#### [DESCRIPTION OF THE TASK]
All lines in the entries below that hold "color" make up the answer.

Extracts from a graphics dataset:
********************

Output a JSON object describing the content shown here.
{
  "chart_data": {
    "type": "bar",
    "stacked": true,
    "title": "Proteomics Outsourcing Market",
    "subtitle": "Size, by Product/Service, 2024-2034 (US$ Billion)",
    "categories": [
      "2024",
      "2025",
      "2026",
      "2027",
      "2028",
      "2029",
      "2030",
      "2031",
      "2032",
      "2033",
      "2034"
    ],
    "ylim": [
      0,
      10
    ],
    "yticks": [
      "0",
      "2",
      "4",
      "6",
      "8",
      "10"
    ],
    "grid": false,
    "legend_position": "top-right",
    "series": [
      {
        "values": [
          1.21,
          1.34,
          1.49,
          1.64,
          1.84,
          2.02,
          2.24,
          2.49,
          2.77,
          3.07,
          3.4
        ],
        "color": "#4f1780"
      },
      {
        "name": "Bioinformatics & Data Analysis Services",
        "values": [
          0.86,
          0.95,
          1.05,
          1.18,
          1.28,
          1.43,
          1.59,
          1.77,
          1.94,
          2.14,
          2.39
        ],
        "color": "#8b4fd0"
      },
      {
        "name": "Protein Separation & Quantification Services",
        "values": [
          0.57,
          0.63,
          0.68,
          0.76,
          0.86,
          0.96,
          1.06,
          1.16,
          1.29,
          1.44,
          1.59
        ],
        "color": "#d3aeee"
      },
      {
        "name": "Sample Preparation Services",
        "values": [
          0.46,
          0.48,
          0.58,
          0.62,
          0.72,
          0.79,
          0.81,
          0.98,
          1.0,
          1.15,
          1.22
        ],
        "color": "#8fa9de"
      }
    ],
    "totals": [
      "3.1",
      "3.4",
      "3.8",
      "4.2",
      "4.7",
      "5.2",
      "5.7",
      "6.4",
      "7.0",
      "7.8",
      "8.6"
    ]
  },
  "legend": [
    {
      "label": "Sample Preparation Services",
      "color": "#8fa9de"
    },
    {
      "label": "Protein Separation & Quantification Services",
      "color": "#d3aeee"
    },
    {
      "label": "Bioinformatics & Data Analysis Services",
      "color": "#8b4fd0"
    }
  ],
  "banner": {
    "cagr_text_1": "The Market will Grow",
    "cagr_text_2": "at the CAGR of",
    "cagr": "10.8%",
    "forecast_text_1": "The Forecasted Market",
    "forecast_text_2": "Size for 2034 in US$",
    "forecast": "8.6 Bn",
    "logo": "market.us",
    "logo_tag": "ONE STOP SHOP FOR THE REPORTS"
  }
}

********************

#### [WORKED SOLUTION]
        "color": "#4f1780"
        "color": "#8b4fd0"
        "color": "#d3aeee"
        "color": "#8fa9de"
      "color": "#8fa9de"
      "color": "#d3aeee"
      "color": "#8b4fd0"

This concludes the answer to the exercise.